Items from a dataset
******
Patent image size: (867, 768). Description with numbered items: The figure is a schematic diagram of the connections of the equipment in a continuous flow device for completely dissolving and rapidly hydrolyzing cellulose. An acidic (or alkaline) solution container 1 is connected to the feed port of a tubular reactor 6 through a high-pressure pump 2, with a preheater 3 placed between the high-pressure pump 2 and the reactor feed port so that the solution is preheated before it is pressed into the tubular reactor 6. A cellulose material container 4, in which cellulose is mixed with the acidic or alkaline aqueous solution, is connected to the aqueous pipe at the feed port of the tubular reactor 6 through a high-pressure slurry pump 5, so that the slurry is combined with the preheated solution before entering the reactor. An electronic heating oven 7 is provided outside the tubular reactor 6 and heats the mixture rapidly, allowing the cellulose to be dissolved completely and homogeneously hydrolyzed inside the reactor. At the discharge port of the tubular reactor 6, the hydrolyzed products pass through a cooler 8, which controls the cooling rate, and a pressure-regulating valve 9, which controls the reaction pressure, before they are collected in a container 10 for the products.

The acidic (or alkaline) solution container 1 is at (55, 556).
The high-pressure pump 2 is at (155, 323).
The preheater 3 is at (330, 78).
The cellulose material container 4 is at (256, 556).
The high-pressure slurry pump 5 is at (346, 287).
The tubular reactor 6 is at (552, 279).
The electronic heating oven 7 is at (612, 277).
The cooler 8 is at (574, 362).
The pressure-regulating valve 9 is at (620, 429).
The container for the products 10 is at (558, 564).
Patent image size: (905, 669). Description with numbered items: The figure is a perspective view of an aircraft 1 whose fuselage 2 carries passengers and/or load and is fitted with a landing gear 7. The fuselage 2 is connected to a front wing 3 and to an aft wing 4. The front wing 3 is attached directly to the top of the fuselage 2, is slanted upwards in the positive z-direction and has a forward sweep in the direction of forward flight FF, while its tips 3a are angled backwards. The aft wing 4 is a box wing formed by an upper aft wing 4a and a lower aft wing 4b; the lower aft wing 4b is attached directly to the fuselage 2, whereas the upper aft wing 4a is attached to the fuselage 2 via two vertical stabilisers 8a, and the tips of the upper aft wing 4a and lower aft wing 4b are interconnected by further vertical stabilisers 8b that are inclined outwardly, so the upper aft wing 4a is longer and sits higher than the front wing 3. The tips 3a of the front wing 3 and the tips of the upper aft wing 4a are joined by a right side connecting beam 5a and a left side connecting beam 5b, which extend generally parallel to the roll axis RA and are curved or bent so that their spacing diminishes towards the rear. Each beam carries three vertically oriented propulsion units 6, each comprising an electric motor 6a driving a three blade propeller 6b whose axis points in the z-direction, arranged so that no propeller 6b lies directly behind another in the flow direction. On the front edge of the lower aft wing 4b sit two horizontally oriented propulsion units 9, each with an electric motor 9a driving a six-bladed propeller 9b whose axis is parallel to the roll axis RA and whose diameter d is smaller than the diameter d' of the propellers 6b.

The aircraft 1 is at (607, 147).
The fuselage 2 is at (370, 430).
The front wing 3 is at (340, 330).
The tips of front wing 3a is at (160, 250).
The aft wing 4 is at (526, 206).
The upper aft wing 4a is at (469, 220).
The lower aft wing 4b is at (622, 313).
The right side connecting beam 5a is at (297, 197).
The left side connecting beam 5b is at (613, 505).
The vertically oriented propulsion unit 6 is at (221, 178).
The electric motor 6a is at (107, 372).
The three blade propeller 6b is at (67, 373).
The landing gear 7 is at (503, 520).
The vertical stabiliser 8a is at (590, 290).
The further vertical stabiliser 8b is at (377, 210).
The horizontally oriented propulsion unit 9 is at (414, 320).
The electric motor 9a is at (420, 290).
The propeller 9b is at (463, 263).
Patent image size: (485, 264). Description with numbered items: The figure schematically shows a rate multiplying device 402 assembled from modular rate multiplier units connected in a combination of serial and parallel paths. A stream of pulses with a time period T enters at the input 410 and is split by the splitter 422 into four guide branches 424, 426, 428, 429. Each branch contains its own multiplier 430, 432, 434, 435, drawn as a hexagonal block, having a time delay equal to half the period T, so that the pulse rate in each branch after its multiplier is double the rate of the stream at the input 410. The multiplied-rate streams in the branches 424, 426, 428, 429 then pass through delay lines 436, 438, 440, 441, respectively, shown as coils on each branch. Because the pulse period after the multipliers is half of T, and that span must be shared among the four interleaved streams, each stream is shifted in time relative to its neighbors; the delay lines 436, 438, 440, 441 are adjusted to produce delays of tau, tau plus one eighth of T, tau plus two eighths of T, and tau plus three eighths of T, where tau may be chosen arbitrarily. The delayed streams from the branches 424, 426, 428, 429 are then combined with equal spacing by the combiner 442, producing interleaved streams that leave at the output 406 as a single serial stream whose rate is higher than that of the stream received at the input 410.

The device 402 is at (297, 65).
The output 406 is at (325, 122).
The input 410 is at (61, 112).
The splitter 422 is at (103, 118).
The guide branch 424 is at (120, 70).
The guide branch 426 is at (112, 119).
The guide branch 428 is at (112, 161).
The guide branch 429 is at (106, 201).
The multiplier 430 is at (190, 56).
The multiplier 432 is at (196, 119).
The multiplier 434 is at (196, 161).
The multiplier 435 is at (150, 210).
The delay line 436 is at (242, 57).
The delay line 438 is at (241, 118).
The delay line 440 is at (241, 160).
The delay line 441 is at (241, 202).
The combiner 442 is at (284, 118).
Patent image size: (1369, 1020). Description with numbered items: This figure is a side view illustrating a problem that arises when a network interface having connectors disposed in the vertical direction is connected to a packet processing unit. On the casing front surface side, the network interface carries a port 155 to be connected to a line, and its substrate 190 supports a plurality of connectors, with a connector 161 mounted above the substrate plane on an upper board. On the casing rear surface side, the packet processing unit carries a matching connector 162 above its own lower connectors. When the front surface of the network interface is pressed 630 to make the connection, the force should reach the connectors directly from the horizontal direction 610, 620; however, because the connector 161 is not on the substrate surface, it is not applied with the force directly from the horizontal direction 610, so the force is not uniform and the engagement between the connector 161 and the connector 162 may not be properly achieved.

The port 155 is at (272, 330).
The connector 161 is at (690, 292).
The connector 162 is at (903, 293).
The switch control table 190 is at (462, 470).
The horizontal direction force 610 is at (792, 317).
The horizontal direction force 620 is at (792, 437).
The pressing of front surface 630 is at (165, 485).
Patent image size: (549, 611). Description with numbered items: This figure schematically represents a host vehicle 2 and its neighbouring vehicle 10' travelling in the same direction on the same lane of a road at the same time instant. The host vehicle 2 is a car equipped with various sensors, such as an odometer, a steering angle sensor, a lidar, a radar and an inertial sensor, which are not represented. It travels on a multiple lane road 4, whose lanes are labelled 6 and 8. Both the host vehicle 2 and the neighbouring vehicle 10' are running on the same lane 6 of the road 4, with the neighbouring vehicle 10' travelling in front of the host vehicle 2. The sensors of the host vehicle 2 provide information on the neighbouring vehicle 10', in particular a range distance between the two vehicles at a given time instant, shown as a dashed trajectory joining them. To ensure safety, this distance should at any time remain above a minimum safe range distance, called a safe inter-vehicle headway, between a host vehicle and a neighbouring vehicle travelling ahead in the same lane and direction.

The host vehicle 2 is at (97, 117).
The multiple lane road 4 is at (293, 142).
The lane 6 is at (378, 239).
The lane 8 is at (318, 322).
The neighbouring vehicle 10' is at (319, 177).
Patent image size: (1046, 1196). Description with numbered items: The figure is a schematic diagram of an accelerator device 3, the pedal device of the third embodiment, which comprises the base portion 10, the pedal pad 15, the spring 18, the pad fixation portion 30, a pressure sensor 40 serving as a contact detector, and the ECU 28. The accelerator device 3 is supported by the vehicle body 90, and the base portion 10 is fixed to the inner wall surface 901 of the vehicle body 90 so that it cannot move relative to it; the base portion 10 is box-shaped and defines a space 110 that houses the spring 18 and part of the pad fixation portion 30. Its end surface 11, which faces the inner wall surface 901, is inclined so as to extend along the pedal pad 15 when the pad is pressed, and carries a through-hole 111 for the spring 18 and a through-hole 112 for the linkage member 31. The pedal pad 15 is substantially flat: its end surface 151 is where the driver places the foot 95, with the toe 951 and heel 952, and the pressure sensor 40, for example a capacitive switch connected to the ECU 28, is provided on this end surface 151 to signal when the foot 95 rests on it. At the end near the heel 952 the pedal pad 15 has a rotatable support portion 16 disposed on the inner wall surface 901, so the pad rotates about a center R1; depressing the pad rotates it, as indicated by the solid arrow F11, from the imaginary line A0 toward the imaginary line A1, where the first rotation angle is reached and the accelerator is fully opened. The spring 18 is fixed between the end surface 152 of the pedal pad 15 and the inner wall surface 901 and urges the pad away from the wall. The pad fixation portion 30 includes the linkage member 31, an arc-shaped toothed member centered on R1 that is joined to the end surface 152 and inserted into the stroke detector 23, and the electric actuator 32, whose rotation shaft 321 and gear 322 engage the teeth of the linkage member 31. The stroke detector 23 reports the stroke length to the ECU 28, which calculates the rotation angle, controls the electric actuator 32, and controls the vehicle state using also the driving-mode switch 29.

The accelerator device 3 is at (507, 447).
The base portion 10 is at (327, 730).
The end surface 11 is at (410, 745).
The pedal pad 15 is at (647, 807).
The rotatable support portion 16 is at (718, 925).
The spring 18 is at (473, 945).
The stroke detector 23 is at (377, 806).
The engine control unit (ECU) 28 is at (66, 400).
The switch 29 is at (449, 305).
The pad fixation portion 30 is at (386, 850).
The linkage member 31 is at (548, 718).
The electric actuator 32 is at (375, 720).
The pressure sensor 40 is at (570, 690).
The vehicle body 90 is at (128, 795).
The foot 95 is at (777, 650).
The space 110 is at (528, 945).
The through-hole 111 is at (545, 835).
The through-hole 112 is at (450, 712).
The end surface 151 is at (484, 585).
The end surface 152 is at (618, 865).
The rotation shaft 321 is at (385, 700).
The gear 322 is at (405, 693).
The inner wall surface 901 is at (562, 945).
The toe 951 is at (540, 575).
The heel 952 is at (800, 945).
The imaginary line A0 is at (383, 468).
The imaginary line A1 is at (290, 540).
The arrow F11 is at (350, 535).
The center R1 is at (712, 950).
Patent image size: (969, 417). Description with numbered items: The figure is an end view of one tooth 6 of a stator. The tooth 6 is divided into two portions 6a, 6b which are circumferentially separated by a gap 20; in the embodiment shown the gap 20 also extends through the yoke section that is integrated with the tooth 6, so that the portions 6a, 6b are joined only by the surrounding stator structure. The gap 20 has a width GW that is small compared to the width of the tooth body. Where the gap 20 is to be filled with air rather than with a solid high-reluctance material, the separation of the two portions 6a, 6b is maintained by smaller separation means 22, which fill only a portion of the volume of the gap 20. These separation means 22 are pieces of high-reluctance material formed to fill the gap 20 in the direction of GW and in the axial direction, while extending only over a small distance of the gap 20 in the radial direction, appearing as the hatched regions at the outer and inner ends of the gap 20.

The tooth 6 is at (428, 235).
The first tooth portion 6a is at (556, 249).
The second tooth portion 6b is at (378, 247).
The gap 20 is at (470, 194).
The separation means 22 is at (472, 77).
******
Exercise directions:
Please write out again everything from the line containing "Patent image size: (549, 611)." down to the line containing "The neighbouring vehicle 10' is", substituting "schematically depicts" for "schematically represents" and leaving all else unchanged.

Correct answer:
Patent image size: (549, 611). Description with numbered items: This figure schematically depicts a host vehicle 2 and its neighbouring vehicle 10' travelling in the same direction on the same lane of a road at the same time instant. The host vehicle 2 is a car equipped with various sensors, such as an odometer, a steering angle sensor, a lidar, a radar and an inertial sensor, which are not represented. It travels on a multiple lane road 4, whose lanes are labelled 6 and 8. Both the host vehicle 2 and the neighbouring vehicle 10' are running on the same lane 6 of the road 4, with the neighbouring vehicle 10' travelling in front of the host vehicle 2. The sensors of the host vehicle 2 provide information on the neighbouring vehicle 10', in particular a range distance between the two vehicles at a given time instant, shown as a dashed trajectory joining them. To ensure safety, this distance should at any time remain above a minimum safe range distance, called a safe inter-vehicle headway, between a host vehicle and a neighbouring vehicle travelling ahead in the same lane and direction.

The host vehicle 2 is at (97, 117).
The multiple lane road 4 is at (293, 142).
The lane 6 is at (378, 239).
The lane 8 is at (318, 322).
The neighbouring vehicle 10' is at (319, 177).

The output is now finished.